Select lines where the word "conic" appears.

(Records that describe figures)
Start
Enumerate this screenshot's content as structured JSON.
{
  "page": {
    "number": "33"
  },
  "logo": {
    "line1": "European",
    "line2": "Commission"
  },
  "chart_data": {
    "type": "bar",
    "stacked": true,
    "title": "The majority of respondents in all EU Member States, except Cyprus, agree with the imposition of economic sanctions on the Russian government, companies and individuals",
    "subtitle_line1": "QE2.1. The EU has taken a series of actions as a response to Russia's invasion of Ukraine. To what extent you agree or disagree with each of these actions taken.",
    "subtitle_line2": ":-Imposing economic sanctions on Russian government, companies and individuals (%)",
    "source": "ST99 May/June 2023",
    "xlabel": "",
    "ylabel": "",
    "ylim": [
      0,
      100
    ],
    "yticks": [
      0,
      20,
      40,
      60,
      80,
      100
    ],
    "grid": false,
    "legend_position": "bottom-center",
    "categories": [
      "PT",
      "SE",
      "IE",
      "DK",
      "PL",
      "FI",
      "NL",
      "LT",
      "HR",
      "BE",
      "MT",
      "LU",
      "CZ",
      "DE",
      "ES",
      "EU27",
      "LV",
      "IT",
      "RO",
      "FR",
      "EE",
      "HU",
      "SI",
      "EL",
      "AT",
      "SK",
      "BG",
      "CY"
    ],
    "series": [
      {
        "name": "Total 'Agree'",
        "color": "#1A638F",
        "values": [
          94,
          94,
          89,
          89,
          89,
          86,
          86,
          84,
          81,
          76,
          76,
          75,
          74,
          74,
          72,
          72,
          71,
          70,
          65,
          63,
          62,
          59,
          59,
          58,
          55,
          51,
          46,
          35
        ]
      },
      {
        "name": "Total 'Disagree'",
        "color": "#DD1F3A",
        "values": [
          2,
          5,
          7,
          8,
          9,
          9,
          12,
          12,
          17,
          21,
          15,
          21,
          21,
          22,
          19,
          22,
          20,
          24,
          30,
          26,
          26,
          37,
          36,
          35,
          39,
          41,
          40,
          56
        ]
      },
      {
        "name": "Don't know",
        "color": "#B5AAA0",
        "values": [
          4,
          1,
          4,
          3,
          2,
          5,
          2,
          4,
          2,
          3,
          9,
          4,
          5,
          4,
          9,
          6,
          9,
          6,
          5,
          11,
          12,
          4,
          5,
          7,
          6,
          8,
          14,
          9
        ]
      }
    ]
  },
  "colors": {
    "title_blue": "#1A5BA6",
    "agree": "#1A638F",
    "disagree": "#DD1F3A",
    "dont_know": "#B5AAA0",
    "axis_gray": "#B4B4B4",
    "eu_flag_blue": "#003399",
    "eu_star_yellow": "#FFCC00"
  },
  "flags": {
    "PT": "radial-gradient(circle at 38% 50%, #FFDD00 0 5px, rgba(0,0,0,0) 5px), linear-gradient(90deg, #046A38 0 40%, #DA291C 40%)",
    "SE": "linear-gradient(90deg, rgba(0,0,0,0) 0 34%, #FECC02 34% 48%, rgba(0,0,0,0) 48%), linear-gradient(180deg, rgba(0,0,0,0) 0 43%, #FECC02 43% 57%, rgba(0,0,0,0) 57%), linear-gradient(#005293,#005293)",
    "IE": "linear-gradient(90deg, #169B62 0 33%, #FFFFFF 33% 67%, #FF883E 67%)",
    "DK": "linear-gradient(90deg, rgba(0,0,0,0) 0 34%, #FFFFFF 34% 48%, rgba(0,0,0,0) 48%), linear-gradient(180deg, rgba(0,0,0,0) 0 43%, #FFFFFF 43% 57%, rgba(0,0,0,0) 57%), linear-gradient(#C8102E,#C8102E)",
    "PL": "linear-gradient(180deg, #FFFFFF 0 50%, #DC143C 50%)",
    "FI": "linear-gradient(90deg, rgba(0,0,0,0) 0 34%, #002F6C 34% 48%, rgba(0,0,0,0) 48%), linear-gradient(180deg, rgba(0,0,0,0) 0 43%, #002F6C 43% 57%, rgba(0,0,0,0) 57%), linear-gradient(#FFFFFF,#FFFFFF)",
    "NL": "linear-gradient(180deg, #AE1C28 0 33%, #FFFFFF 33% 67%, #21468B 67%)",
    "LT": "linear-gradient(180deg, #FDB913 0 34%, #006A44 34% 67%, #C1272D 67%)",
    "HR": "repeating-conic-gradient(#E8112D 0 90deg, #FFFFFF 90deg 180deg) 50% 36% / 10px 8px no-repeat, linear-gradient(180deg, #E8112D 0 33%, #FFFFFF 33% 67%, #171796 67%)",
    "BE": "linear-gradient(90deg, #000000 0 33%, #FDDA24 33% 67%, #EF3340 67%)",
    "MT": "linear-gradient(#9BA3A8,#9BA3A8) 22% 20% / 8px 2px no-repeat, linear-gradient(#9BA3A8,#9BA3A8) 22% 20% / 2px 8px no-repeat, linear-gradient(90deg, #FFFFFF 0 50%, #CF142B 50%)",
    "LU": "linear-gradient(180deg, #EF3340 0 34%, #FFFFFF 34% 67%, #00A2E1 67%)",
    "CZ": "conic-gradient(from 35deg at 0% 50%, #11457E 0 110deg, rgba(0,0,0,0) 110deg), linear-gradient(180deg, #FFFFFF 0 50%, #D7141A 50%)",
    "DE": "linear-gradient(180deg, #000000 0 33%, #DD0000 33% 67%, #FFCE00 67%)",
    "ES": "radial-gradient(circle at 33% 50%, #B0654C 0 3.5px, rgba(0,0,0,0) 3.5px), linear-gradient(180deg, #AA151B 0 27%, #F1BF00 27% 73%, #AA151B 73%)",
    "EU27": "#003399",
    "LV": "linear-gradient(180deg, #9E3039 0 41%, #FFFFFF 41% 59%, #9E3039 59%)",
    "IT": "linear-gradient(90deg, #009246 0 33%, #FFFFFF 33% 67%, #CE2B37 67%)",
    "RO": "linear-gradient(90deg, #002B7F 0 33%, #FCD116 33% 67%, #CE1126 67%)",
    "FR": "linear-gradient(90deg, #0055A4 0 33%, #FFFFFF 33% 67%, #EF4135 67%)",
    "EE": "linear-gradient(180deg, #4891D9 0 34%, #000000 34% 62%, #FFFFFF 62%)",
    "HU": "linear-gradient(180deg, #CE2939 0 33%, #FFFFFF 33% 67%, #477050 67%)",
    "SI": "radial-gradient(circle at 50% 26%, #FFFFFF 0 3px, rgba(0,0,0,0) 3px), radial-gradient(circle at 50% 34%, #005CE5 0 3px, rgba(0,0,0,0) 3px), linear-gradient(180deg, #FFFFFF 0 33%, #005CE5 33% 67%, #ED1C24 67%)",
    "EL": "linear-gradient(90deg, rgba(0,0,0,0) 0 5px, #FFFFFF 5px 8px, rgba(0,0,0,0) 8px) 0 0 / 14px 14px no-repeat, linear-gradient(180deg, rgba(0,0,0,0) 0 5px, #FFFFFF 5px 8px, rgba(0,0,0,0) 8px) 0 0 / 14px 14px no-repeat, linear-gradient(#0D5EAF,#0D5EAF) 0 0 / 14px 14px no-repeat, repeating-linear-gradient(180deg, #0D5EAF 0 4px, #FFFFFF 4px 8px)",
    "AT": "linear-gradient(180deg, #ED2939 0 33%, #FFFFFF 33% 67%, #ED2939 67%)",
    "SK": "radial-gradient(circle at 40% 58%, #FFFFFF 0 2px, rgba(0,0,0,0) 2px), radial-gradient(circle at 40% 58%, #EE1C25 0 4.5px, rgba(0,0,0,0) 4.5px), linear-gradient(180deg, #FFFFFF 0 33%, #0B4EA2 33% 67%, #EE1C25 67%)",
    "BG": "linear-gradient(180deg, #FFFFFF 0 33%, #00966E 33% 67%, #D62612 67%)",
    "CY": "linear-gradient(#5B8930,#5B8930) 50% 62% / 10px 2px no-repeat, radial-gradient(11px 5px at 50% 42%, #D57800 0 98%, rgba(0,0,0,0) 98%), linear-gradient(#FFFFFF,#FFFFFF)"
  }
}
End
Solution to the exercise |
    "HR": "repeating-conic-gradient(#E8112D 0 90deg, #FFFFFF 90deg 180deg) 50% 36% / 10px 8px no-repeat, linear-gradient(180deg, #E8112D 0 33%, #FFFFFF 33% 67%, #171796 67%)",
    "CZ": "conic-gradient(from 35deg at 0% 50%, #11457E 0 110deg, rgba(0,0,0,0) 110deg), linear-gradient(180deg, #FFFFFF 0 50%, #D7141A 50%)",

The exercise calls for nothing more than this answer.